**What you should do:** Print out every line, exactly as written.

**Input data:**
——

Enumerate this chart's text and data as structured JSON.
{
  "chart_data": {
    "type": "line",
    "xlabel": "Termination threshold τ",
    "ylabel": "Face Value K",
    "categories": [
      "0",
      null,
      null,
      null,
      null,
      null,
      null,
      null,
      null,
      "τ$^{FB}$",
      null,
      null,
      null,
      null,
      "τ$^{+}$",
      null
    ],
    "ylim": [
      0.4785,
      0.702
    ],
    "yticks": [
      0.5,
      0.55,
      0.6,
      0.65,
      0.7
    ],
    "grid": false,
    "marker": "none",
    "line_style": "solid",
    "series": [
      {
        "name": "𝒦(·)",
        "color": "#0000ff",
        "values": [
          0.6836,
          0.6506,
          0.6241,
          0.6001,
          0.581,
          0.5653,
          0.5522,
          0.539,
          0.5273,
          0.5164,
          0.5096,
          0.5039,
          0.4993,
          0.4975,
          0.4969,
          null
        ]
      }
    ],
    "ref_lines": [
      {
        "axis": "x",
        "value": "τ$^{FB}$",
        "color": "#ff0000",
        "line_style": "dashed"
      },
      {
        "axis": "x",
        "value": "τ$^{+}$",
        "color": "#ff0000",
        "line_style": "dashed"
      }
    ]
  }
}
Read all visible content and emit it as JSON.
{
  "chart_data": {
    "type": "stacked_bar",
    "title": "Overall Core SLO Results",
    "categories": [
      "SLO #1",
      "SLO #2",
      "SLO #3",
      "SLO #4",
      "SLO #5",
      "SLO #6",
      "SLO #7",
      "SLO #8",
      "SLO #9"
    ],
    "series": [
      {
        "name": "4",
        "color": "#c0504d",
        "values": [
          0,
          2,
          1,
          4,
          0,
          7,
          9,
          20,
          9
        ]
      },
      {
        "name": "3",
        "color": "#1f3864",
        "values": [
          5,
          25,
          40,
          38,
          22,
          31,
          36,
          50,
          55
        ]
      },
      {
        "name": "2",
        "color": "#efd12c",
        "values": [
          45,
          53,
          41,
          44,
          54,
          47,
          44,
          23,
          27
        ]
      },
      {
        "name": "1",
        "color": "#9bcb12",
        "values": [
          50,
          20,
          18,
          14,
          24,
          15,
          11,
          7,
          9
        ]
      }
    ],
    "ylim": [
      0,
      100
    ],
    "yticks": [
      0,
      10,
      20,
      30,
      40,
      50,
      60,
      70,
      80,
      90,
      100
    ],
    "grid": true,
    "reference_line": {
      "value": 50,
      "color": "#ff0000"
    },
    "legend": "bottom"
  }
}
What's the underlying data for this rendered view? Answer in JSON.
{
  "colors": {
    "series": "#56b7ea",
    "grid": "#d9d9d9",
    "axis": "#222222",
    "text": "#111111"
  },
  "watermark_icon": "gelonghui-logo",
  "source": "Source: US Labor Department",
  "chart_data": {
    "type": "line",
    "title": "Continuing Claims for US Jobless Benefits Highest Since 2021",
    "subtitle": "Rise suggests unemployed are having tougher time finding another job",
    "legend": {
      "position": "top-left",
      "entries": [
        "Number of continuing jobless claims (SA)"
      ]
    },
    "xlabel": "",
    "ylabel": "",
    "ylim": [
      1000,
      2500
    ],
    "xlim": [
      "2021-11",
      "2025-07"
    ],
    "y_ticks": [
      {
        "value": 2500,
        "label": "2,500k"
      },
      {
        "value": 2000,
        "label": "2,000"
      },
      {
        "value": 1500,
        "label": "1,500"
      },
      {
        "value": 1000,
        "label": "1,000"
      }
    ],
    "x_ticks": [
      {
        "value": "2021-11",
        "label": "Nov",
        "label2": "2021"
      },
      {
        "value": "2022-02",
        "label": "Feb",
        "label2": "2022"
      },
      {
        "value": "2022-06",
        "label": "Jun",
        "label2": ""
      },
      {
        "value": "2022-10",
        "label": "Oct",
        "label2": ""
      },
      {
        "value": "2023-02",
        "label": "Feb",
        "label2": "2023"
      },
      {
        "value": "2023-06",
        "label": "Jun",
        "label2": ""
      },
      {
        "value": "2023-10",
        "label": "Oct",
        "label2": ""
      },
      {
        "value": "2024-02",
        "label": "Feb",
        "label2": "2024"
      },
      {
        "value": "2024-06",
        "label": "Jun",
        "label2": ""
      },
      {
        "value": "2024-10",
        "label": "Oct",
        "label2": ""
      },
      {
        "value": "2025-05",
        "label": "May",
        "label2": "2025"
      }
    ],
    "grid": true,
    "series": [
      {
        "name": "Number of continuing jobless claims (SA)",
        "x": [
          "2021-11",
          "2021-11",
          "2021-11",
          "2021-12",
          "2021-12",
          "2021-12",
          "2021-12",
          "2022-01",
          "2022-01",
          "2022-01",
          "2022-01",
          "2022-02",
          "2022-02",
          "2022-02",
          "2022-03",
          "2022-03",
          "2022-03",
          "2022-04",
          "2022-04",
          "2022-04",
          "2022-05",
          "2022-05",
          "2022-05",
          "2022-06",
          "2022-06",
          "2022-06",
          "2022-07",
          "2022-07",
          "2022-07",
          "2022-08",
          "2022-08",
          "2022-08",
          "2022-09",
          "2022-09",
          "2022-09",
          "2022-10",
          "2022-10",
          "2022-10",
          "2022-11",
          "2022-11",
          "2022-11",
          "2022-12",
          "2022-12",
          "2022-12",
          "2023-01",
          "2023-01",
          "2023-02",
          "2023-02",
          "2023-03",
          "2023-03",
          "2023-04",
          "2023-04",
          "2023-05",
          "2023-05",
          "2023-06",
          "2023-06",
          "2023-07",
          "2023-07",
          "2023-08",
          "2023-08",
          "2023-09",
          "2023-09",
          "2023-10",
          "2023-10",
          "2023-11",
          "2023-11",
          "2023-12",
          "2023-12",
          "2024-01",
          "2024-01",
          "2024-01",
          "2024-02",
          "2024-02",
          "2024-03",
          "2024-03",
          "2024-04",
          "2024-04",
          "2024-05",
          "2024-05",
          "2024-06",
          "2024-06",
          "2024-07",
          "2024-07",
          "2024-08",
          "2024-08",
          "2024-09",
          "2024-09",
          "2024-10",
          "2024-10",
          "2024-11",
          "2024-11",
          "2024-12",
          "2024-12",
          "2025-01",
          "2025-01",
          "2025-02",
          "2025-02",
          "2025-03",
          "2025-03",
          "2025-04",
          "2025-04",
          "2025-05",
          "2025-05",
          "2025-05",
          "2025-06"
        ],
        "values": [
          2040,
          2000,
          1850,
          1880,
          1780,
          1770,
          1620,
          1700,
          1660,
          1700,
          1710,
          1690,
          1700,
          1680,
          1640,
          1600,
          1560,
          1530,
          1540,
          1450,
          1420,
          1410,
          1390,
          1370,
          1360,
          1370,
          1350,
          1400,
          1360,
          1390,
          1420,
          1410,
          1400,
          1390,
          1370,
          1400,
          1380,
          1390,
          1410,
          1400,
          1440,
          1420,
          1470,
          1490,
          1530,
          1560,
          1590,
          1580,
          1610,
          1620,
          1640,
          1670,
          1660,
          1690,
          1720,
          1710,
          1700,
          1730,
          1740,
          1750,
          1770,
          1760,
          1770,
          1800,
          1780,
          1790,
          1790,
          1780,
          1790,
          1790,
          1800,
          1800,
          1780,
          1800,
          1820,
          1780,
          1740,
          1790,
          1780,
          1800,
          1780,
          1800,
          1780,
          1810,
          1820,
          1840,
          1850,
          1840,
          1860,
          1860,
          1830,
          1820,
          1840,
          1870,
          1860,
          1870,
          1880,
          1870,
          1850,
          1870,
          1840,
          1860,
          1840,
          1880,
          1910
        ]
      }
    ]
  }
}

——

**Result of this task:**
Enumerate this chart's text and data as structured JSON.
{
  "chart_data": {
    "type": "line",
    "xlabel": "Termination threshold τ",
    "ylabel": "Face Value K",
    "categories": [
      "0",
      null,
      null,
      null,
      null,
      null,
      null,
      null,
      null,
      "τ$^{FB}$",
      null,
      null,
      null,
      null,
      "τ$^{+}$",
      null
    ],
    "ylim": [
      0.4785,
      0.702
    ],
    "yticks": [
      0.5,
      0.55,
      0.6,
      0.65,
      0.7
    ],
    "grid": false,
    "marker": "none",
    "line_style": "solid",
    "series": [
      {
        "name": "𝒦(·)",
        "color": "#0000ff",
        "values": [
          0.6836,
          0.6506,
          0.6241,
          0.6001,
          0.581,
          0.5653,
          0.5522,
          0.539,
          0.5273,
          0.5164,
          0.5096,
          0.5039,
          0.4993,
          0.4975,
          0.4969,
          null
        ]
      }
    ],
    "ref_lines": [
      {
        "axis": "x",
        "value": "τ$^{FB}$",
        "color": "#ff0000",
        "line_style": "dashed"
      },
      {
        "axis": "x",
        "value": "τ$^{+}$",
        "color": "#ff0000",
        "line_style": "dashed"
      }
    ]
  }
}
Read all visible content and emit it as JSON.
{
  "chart_data": {
    "type": "stacked_bar",
    "title": "Overall Core SLO Results",
    "categories": [
      "SLO #1",
      "SLO #2",
      "SLO #3",
      "SLO #4",
      "SLO #5",
      "SLO #6",
      "SLO #7",
      "SLO #8",
      "SLO #9"
    ],
    "series": [
      {
        "name": "4",
        "color": "#c0504d",
        "values": [
          0,
          2,
          1,
          4,
          0,
          7,
          9,
          20,
          9
        ]
      },
      {
        "name": "3",
        "color": "#1f3864",
        "values": [
          5,
          25,
          40,
          38,
          22,
          31,
          36,
          50,
          55
        ]
      },
      {
        "name": "2",
        "color": "#efd12c",
        "values": [
          45,
          53,
          41,
          44,
          54,
          47,
          44,
          23,
          27
        ]
      },
      {
        "name": "1",
        "color": "#9bcb12",
        "values": [
          50,
          20,
          18,
          14,
          24,
          15,
          11,
          7,
          9
        ]
      }
    ],
    "ylim": [
      0,
      100
    ],
    "yticks": [
      0,
      10,
      20,
      30,
      40,
      50,
      60,
      70,
      80,
      90,
      100
    ],
    "grid": true,
    "reference_line": {
      "value": 50,
      "color": "#ff0000"
    },
    "legend": "bottom"
  }
}
What's the underlying data for this rendered view? Answer in JSON.
{
  "colors": {
    "series": "#56b7ea",
    "grid": "#d9d9d9",
    "axis": "#222222",
    "text": "#111111"
  },
  "watermark_icon": "gelonghui-logo",
  "source": "Source: US Labor Department",
  "chart_data": {
    "type": "line",
    "title": "Continuing Claims for US Jobless Benefits Highest Since 2021",
    "subtitle": "Rise suggests unemployed are having tougher time finding another job",
    "legend": {
      "position": "top-left",
      "entries": [
        "Number of continuing jobless claims (SA)"
      ]
    },
    "xlabel": "",
    "ylabel": "",
    "ylim": [
      1000,
      2500
    ],
    "xlim": [
      "2021-11",
      "2025-07"
    ],
    "y_ticks": [
      {
        "value": 2500,
        "label": "2,500k"
      },
      {
        "value": 2000,
        "label": "2,000"
      },
      {
        "value": 1500,
        "label": "1,500"
      },
      {
        "value": 1000,
        "label": "1,000"
      }
    ],
    "x_ticks": [
      {
        "value": "2021-11",
        "label": "Nov",
        "label2": "2021"
      },
      {
        "value": "2022-02",
        "label": "Feb",
        "label2": "2022"
      },
      {
        "value": "2022-06",
        "label": "Jun",
        "label2": ""
      },
      {
        "value": "2022-10",
        "label": "Oct",
        "label2": ""
      },
      {
        "value": "2023-02",
        "label": "Feb",
        "label2": "2023"
      },
      {
        "value": "2023-06",
        "label": "Jun",
        "label2": ""
      },
      {
        "value": "2023-10",
        "label": "Oct",
        "label2": ""
      },
      {
        "value": "2024-02",
        "label": "Feb",
        "label2": "2024"
      },
      {
        "value": "2024-06",
        "label": "Jun",
        "label2": ""
      },
      {
        "value": "2024-10",
        "label": "Oct",
        "label2": ""
      },
      {
        "value": "2025-05",
        "label": "May",
        "label2": "2025"
      }
    ],
    "grid": true,
    "series": [
      {
        "name": "Number of continuing jobless claims (SA)",
        "x": [
          "2021-11",
          "2021-11",
          "2021-11",
          "2021-12",
          "2021-12",
          "2021-12",
          "2021-12",
          "2022-01",
          "2022-01",
          "2022-01",
          "2022-01",
          "2022-02",
          "2022-02",
          "2022-02",
          "2022-03",
          "2022-03",
          "2022-03",
          "2022-04",
          "2022-04",
          "2022-04",
          "2022-05",
          "2022-05",
          "2022-05",
          "2022-06",
          "2022-06",
          "2022-06",
          "2022-07",
          "2022-07",
          "2022-07",
          "2022-08",
          "2022-08",
          "2022-08",
          "2022-09",
          "2022-09",
          "2022-09",
          "2022-10",
          "2022-10",
          "2022-10",
          "2022-11",
          "2022-11",
          "2022-11",
          "2022-12",
          "2022-12",
          "2022-12",
          "2023-01",
          "2023-01",
          "2023-02",
          "2023-02",
          "2023-03",
          "2023-03",
          "2023-04",
          "2023-04",
          "2023-05",
          "2023-05",
          "2023-06",
          "2023-06",
          "2023-07",
          "2023-07",
          "2023-08",
          "2023-08",
          "2023-09",
          "2023-09",
          "2023-10",
          "2023-10",
          "2023-11",
          "2023-11",
          "2023-12",
          "2023-12",
          "2024-01",
          "2024-01",
          "2024-01",
          "2024-02",
          "2024-02",
          "2024-03",
          "2024-03",
          "2024-04",
          "2024-04",
          "2024-05",
          "2024-05",
          "2024-06",
          "2024-06",
          "2024-07",
          "2024-07",
          "2024-08",
          "2024-08",
          "2024-09",
          "2024-09",
          "2024-10",
          "2024-10",
          "2024-11",
          "2024-11",
          "2024-12",
          "2024-12",
          "2025-01",
          "2025-01",
          "2025-02",
          "2025-02",
          "2025-03",
          "2025-03",
          "2025-04",
          "2025-04",
          "2025-05",
          "2025-05",
          "2025-05",
          "2025-06"
        ],
        "values": [
          2040,
          2000,
          1850,
          1880,
          1780,
          1770,
          1620,
          1700,
          1660,
          1700,
          1710,
          1690,
          1700,
          1680,
          1640,
          1600,
          1560,
          1530,
          1540,
          1450,
          1420,
          1410,
          1390,
          1370,
          1360,
          1370,
          1350,
          1400,
          1360,
          1390,
          1420,
          1410,
          1400,
          1390,
          1370,
          1400,
          1380,
          1390,
          1410,
          1400,
          1440,
          1420,
          1470,
          1490,
          1530,
          1560,
          1590,
          1580,
          1610,
          1620,
          1640,
          1670,
          1660,
          1690,
          1720,
          1710,
          1700,
          1730,
          1740,
          1750,
          1770,
          1760,
          1770,
          1800,
          1780,
          1790,
          1790,
          1780,
          1790,
          1790,
          1800,
          1800,
          1780,
          1800,
          1820,
          1780,
          1740,
          1790,
          1780,
          1800,
          1780,
          1800,
          1780,
          1810,
          1820,
          1840,
          1850,
          1840,
          1860,
          1860,
          1830,
          1820,
          1840,
          1870,
          1860,
          1870,
          1880,
          1870,
          1850,
          1870,
          1840,
          1860,
          1840,
          1880,
          1910
        ]
      }
    ]
  }
}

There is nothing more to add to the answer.